* DATA SHOWN *
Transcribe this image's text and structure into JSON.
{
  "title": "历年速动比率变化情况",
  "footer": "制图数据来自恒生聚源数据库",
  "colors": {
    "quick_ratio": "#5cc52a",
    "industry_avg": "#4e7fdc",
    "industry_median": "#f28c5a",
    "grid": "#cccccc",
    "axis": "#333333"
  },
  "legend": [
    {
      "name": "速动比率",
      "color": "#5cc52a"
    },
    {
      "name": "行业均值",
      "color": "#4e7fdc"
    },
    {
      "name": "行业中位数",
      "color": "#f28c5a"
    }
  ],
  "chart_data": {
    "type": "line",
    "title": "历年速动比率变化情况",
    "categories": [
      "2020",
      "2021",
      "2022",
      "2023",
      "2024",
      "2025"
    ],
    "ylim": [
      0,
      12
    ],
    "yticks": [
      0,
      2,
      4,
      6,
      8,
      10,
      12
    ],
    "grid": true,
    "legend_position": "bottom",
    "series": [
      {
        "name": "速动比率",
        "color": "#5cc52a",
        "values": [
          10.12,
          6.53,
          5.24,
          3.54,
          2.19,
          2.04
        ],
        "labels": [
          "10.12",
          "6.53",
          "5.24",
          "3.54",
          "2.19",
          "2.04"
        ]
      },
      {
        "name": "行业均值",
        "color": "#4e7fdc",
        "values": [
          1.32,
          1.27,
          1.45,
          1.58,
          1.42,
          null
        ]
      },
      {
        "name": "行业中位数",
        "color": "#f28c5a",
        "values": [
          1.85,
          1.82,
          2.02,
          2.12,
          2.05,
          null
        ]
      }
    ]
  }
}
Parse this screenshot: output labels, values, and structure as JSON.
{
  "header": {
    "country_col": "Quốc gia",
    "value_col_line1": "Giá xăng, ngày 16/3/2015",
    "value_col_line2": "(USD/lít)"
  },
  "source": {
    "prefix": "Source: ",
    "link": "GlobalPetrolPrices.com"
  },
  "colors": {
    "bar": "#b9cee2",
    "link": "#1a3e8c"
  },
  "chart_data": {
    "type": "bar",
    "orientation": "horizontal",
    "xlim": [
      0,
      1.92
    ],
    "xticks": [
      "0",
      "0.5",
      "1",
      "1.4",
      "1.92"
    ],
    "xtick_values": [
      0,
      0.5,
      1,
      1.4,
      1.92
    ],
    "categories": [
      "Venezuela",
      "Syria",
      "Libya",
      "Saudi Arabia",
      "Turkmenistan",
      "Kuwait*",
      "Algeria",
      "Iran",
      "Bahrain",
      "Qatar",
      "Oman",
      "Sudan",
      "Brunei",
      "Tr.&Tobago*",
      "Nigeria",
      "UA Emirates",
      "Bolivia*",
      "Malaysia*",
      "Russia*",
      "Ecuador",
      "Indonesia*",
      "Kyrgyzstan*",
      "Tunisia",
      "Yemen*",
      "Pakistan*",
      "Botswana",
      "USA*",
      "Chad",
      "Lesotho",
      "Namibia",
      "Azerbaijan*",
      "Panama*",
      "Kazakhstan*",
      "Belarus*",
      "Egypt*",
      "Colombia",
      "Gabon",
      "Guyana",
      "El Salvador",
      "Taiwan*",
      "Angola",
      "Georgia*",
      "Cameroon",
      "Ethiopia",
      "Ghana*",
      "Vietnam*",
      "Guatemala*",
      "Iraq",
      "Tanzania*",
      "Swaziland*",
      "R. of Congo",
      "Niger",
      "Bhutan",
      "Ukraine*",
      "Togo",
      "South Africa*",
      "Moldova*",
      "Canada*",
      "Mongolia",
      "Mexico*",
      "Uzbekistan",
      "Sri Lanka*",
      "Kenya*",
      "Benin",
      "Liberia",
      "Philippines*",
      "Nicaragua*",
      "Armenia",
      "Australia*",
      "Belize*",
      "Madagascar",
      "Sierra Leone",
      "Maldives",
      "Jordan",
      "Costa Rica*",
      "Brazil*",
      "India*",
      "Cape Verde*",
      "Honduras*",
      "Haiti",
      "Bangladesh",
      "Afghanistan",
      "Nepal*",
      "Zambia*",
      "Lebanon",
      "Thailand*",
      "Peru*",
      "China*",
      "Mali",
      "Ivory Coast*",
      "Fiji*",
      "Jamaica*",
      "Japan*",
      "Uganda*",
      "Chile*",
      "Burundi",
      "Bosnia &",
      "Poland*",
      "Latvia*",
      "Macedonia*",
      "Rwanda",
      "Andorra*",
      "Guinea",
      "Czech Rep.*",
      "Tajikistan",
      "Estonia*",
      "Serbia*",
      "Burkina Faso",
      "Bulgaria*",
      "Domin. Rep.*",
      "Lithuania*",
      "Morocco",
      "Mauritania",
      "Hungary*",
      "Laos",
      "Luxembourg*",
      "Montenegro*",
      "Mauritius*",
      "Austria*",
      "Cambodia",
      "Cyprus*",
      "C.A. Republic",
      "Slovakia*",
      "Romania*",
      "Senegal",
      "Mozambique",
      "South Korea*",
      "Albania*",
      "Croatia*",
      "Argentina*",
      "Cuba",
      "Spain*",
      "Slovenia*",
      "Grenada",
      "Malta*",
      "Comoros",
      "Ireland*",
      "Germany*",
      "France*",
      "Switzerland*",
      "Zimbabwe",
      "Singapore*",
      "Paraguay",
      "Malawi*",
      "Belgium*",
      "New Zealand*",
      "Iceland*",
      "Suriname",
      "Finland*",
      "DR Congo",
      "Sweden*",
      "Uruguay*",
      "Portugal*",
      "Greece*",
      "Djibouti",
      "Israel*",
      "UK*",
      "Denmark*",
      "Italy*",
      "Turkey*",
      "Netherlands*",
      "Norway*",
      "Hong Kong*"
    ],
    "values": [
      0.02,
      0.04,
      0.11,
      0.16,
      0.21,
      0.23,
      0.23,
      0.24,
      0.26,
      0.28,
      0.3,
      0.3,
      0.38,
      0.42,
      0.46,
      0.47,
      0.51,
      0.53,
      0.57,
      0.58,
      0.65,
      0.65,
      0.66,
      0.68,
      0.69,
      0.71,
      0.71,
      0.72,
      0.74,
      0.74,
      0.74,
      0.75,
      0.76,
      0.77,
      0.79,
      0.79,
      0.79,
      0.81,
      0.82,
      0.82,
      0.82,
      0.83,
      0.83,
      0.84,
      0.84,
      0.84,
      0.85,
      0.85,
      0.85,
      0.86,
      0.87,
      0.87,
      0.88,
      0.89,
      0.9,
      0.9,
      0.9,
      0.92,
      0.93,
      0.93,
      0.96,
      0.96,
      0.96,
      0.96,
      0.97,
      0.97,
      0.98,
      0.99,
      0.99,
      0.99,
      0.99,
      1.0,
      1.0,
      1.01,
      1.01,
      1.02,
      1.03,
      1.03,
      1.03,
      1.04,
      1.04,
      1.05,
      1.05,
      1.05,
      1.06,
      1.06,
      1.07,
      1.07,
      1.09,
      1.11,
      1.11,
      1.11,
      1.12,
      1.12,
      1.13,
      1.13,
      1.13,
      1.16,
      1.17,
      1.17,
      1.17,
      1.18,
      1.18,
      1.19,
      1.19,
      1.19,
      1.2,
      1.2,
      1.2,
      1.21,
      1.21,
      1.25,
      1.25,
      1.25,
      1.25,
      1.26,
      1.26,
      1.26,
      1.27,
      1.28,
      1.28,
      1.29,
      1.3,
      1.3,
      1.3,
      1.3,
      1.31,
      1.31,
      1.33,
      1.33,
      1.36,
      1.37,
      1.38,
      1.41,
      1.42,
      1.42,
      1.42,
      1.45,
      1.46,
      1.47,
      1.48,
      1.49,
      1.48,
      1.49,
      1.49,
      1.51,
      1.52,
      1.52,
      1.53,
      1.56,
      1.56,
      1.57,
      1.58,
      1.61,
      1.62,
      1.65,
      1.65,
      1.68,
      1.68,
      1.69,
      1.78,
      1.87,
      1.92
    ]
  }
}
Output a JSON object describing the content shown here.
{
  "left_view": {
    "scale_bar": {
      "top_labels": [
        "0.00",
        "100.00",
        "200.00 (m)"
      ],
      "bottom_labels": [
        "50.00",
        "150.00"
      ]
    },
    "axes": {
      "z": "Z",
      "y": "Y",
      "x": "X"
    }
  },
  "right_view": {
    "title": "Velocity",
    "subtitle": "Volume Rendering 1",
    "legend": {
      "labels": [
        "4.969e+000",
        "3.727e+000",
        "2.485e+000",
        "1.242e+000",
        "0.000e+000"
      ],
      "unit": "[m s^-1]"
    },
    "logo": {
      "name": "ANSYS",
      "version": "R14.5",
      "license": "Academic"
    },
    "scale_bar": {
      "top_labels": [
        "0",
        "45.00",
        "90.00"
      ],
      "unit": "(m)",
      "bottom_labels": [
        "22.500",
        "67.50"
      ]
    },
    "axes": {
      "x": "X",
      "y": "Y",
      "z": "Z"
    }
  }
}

* INSTRUCTIONS FOR THE TASK *
Please quote nothing but the lines from the line with "Output a JSON" through the end of the data above, exactly as written, ends included.

* EXERCISE RESPONSE *
Output a JSON object describing the content shown here.
{
  "left_view": {
    "scale_bar": {
      "top_labels": [
        "0.00",
        "100.00",
        "200.00 (m)"
      ],
      "bottom_labels": [
        "50.00",
        "150.00"
      ]
    },
    "axes": {
      "z": "Z",
      "y": "Y",
      "x": "X"
    }
  },
  "right_view": {
    "title": "Velocity",
    "subtitle": "Volume Rendering 1",
    "legend": {
      "labels": [
        "4.969e+000",
        "3.727e+000",
        "2.485e+000",
        "1.242e+000",
        "0.000e+000"
      ],
      "unit": "[m s^-1]"
    },
    "logo": {
      "name": "ANSYS",
      "version": "R14.5",
      "license": "Academic"
    },
    "scale_bar": {
      "top_labels": [
        "0",
        "45.00",
        "90.00"
      ],
      "unit": "(m)",
      "bottom_labels": [
        "22.500",
        "67.50"
      ]
    },
    "axes": {
      "x": "X",
      "y": "Y",
      "z": "Z"
    }
  }
}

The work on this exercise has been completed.